■ What you will do ■
Count each line below that has "number" anywhere in it. Answer with the total alone.

■ Records to process ■
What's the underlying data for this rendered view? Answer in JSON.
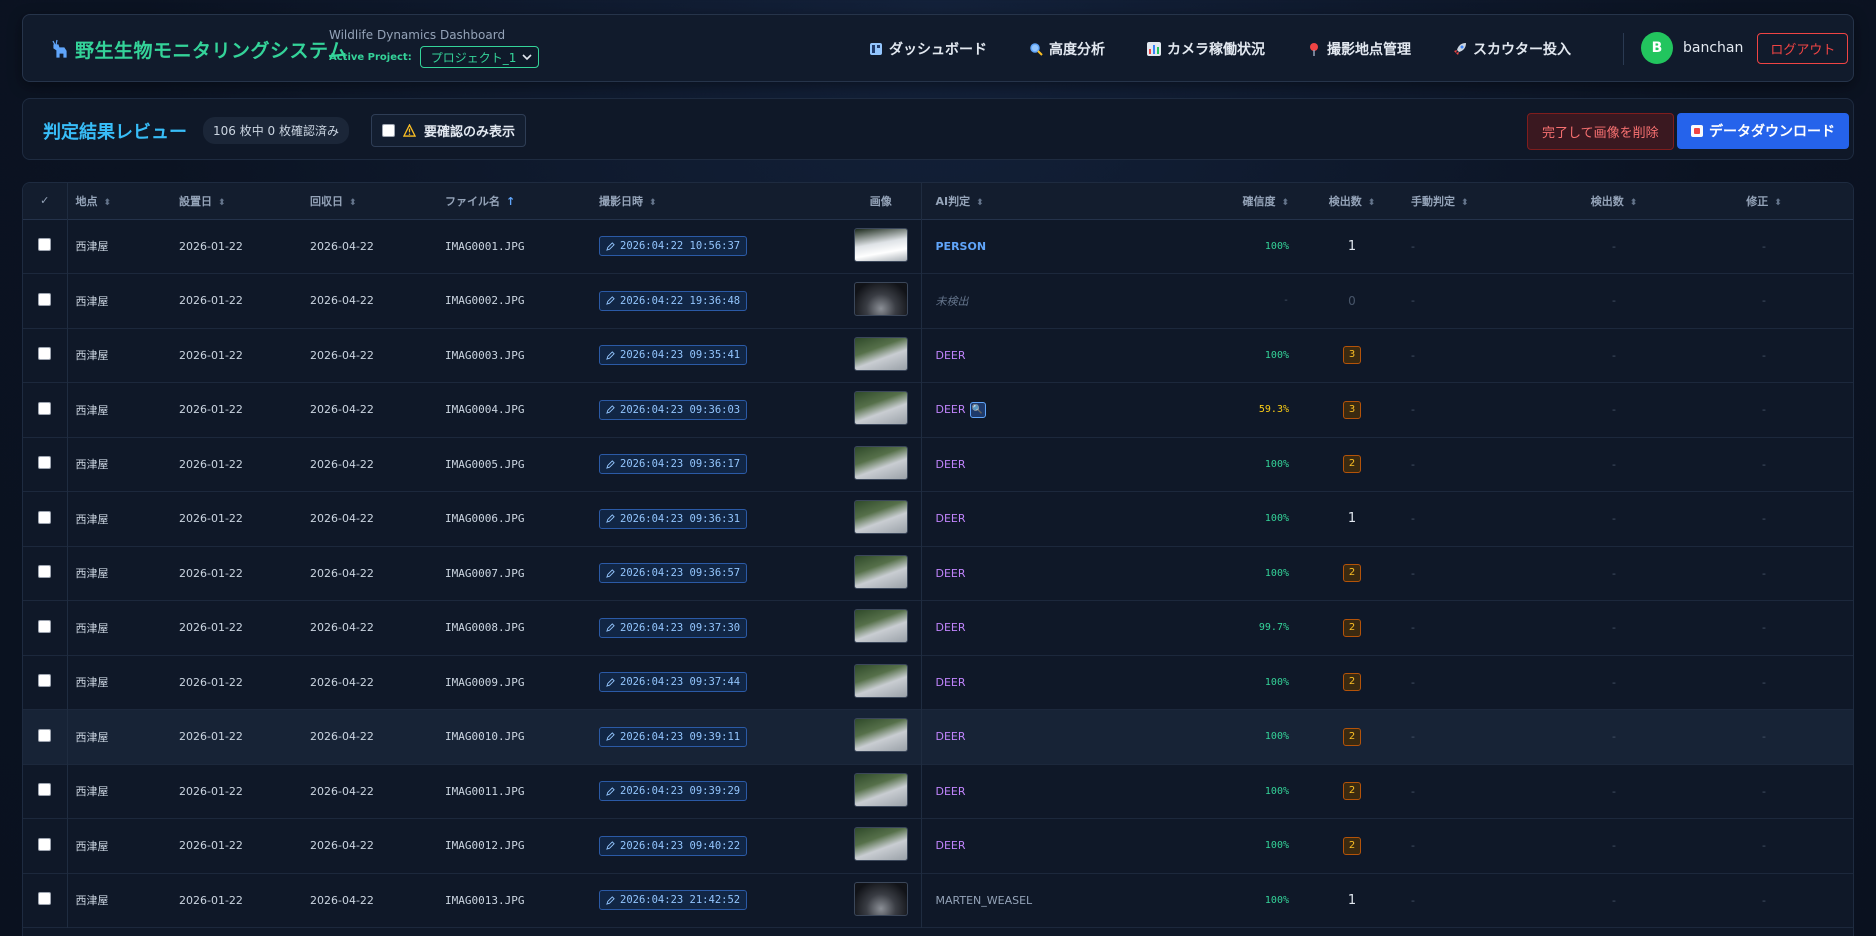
{
  "header": {
    "brand_title": "野生生物モニタリングシステム",
    "subtitle": "Wildlife Dynamics Dashboard",
    "project_label": "Active Project:",
    "project_value": "プロジェクト_1",
    "nav": [
      {
        "label": "ダッシュボード",
        "icon": "dashboard-icon"
      },
      {
        "label": "高度分析",
        "icon": "magnifier-icon"
      },
      {
        "label": "カメラ稼働状況",
        "icon": "bar-chart-icon"
      },
      {
        "label": "撮影地点管理",
        "icon": "location-pin-icon"
      },
      {
        "label": "スカウター投入",
        "icon": "rocket-icon"
      }
    ],
    "avatar_initial": "B",
    "username": "banchan",
    "logout_label": "ログアウト"
  },
  "toolbar": {
    "title": "判定結果レビュー",
    "count_text": "106 枚中 0 枚確認済み",
    "filter_label": "要確認のみ表示",
    "delete_label": "完了して画像を削除",
    "download_label": "データダウンロード"
  },
  "table": {
    "columns": {
      "check": "✓",
      "location": "地点",
      "install_date": "設置日",
      "collect_date": "回収日",
      "filename": "ファイル名",
      "shot_time": "撮影日時",
      "image": "画像",
      "ai": "AI判定",
      "confidence": "確信度",
      "detections": "検出数",
      "manual": "手動判定",
      "manual_detections": "検出数",
      "fix": "修正"
    },
    "rows": [
      {
        "location": "西津屋",
        "install": "2026-01-22",
        "collect": "2026-04-22",
        "file": "IMAG0001.JPG",
        "time": "2026:04:22 10:56:37",
        "thumb": "light",
        "ai": "PERSON",
        "ai_class": "ai-person",
        "conf": "100%",
        "conf_class": "conf-hi",
        "count": "1",
        "count_type": "plain",
        "manual": "-",
        "manual_count": "-",
        "fix": "-"
      },
      {
        "location": "西津屋",
        "install": "2026-01-22",
        "collect": "2026-04-22",
        "file": "IMAG0002.JPG",
        "time": "2026:04:22 19:36:48",
        "thumb": "night",
        "ai": "未検出",
        "ai_class": "ai-none",
        "conf": "-",
        "conf_class": "conf-none",
        "count": "0",
        "count_type": "zero",
        "manual": "-",
        "manual_count": "-",
        "fix": "-"
      },
      {
        "location": "西津屋",
        "install": "2026-01-22",
        "collect": "2026-04-22",
        "file": "IMAG0003.JPG",
        "time": "2026:04:23 09:35:41",
        "thumb": "day",
        "ai": "DEER",
        "ai_class": "ai-deer",
        "conf": "100%",
        "conf_class": "conf-hi",
        "count": "3",
        "count_type": "badge",
        "manual": "-",
        "manual_count": "-",
        "fix": "-"
      },
      {
        "location": "西津屋",
        "install": "2026-01-22",
        "collect": "2026-04-22",
        "file": "IMAG0004.JPG",
        "time": "2026:04:23 09:36:03",
        "thumb": "day",
        "ai": "DEER",
        "ai_class": "ai-deer",
        "zoom": true,
        "conf": "59.3%",
        "conf_class": "conf-mid",
        "count": "3",
        "count_type": "badge",
        "manual": "-",
        "manual_count": "-",
        "fix": "-"
      },
      {
        "location": "西津屋",
        "install": "2026-01-22",
        "collect": "2026-04-22",
        "file": "IMAG0005.JPG",
        "time": "2026:04:23 09:36:17",
        "thumb": "day",
        "ai": "DEER",
        "ai_class": "ai-deer",
        "conf": "100%",
        "conf_class": "conf-hi",
        "count": "2",
        "count_type": "badge",
        "manual": "-",
        "manual_count": "-",
        "fix": "-"
      },
      {
        "location": "西津屋",
        "install": "2026-01-22",
        "collect": "2026-04-22",
        "file": "IMAG0006.JPG",
        "time": "2026:04:23 09:36:31",
        "thumb": "day",
        "ai": "DEER",
        "ai_class": "ai-deer",
        "conf": "100%",
        "conf_class": "conf-hi",
        "count": "1",
        "count_type": "plain",
        "manual": "-",
        "manual_count": "-",
        "fix": "-"
      },
      {
        "location": "西津屋",
        "install": "2026-01-22",
        "collect": "2026-04-22",
        "file": "IMAG0007.JPG",
        "time": "2026:04:23 09:36:57",
        "thumb": "day",
        "ai": "DEER",
        "ai_class": "ai-deer",
        "conf": "100%",
        "conf_class": "conf-hi",
        "count": "2",
        "count_type": "badge",
        "manual": "-",
        "manual_count": "-",
        "fix": "-"
      },
      {
        "location": "西津屋",
        "install": "2026-01-22",
        "collect": "2026-04-22",
        "file": "IMAG0008.JPG",
        "time": "2026:04:23 09:37:30",
        "thumb": "day",
        "ai": "DEER",
        "ai_class": "ai-deer",
        "conf": "99.7%",
        "conf_class": "conf-hi",
        "count": "2",
        "count_type": "badge",
        "manual": "-",
        "manual_count": "-",
        "fix": "-"
      },
      {
        "location": "西津屋",
        "install": "2026-01-22",
        "collect": "2026-04-22",
        "file": "IMAG0009.JPG",
        "time": "2026:04:23 09:37:44",
        "thumb": "day",
        "ai": "DEER",
        "ai_class": "ai-deer",
        "conf": "100%",
        "conf_class": "conf-hi",
        "count": "2",
        "count_type": "badge",
        "manual": "-",
        "manual_count": "-",
        "fix": "-"
      },
      {
        "location": "西津屋",
        "install": "2026-01-22",
        "collect": "2026-04-22",
        "file": "IMAG0010.JPG",
        "time": "2026:04:23 09:39:11",
        "thumb": "day",
        "ai": "DEER",
        "ai_class": "ai-deer",
        "conf": "100%",
        "conf_class": "conf-hi",
        "count": "2",
        "count_type": "badge",
        "manual": "-",
        "manual_count": "-",
        "fix": "-",
        "highlight": true
      },
      {
        "location": "西津屋",
        "install": "2026-01-22",
        "collect": "2026-04-22",
        "file": "IMAG0011.JPG",
        "time": "2026:04:23 09:39:29",
        "thumb": "day",
        "ai": "DEER",
        "ai_class": "ai-deer",
        "conf": "100%",
        "conf_class": "conf-hi",
        "count": "2",
        "count_type": "badge",
        "manual": "-",
        "manual_count": "-",
        "fix": "-"
      },
      {
        "location": "西津屋",
        "install": "2026-01-22",
        "collect": "2026-04-22",
        "file": "IMAG0012.JPG",
        "time": "2026:04:23 09:40:22",
        "thumb": "day",
        "ai": "DEER",
        "ai_class": "ai-deer",
        "conf": "100%",
        "conf_class": "conf-hi",
        "count": "2",
        "count_type": "badge",
        "manual": "-",
        "manual_count": "-",
        "fix": "-"
      },
      {
        "location": "西津屋",
        "install": "2026-01-22",
        "collect": "2026-04-22",
        "file": "IMAG0013.JPG",
        "time": "2026:04:23 21:42:52",
        "thumb": "night",
        "ai": "MARTEN_WEASEL",
        "ai_class": "ai-marten",
        "conf": "100%",
        "conf_class": "conf-hi",
        "count": "1",
        "count_type": "plain",
        "manual": "-",
        "manual_count": "-",
        "fix": "-"
      }
    ]
  }
}
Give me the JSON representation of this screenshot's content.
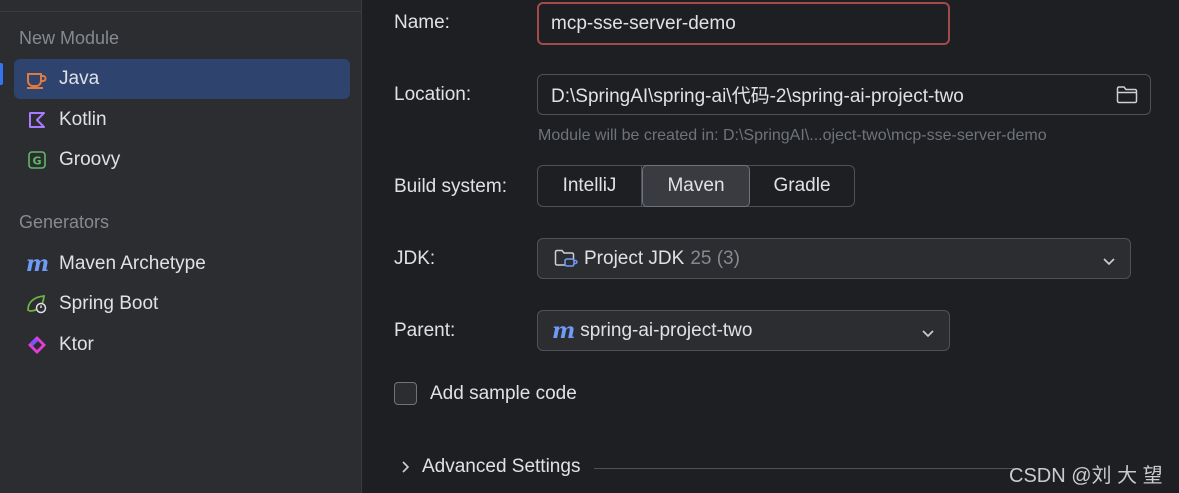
{
  "sidebar": {
    "section_new_module": "New Module",
    "section_generators": "Generators",
    "modules": [
      {
        "label": "Java",
        "icon": "java-cup-icon",
        "selected": true
      },
      {
        "label": "Kotlin",
        "icon": "kotlin-icon",
        "selected": false
      },
      {
        "label": "Groovy",
        "icon": "groovy-icon",
        "selected": false
      }
    ],
    "generators": [
      {
        "label": "Maven Archetype",
        "icon": "maven-icon"
      },
      {
        "label": "Spring Boot",
        "icon": "spring-boot-icon"
      },
      {
        "label": "Ktor",
        "icon": "ktor-icon"
      }
    ]
  },
  "form": {
    "name_label": "Name:",
    "name_value": "mcp-sse-server-demo",
    "location_label": "Location:",
    "location_value": "D:\\SpringAI\\spring-ai\\代码-2\\spring-ai-project-two",
    "location_hint": "Module will be created in: D:\\SpringAI\\...oject-two\\mcp-sse-server-demo",
    "build_system_label": "Build system:",
    "build_systems": [
      "IntelliJ",
      "Maven",
      "Gradle"
    ],
    "build_system_selected": "Maven",
    "jdk_label": "JDK:",
    "jdk_value": "Project JDK",
    "jdk_version": "25 (3)",
    "parent_label": "Parent:",
    "parent_value": "spring-ai-project-two",
    "add_sample_code_label": "Add sample code",
    "add_sample_code_checked": false,
    "advanced_settings_label": "Advanced Settings"
  },
  "watermark": "CSDN @刘 大 望",
  "colors": {
    "background": "#1e1f22",
    "sidebar": "#2b2d30",
    "selection": "#2e436e",
    "error_border": "#a54a4a",
    "accent": "#3574f0"
  }
}
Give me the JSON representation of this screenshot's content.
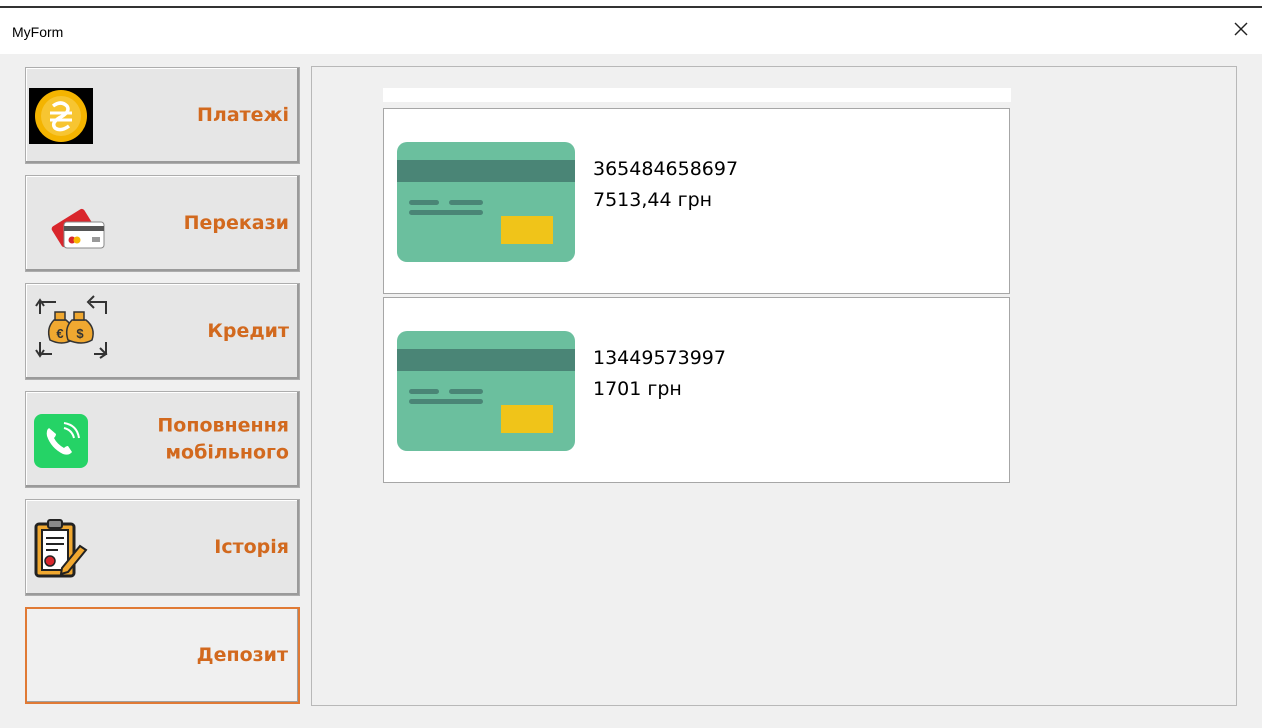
{
  "window": {
    "title": "MyForm"
  },
  "nav": {
    "payments": {
      "label": "Платежі",
      "icon": "hryvnia-coin-icon"
    },
    "transfers": {
      "label": "Перекази",
      "icon": "credit-cards-icon"
    },
    "credit": {
      "label": "Кредит",
      "icon": "money-bags-exchange-icon"
    },
    "mobile_topup": {
      "label_line1": "Поповнення",
      "label_line2": "мобільного",
      "icon": "phone-icon"
    },
    "history": {
      "label": "Історія",
      "icon": "clipboard-report-icon"
    },
    "deposit": {
      "label": "Депозит",
      "active": true
    }
  },
  "cards": [
    {
      "number": "365484658697",
      "balance": "7513,44 грн",
      "icon": "bank-card-icon"
    },
    {
      "number": "13449573997",
      "balance": "1701 грн",
      "icon": "bank-card-icon"
    }
  ],
  "colors": {
    "accent": "#d2691e",
    "card_body": "#6bbf9e",
    "card_stripe": "#4a8576",
    "card_chip": "#f0c419"
  }
}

■ Expected output ■
2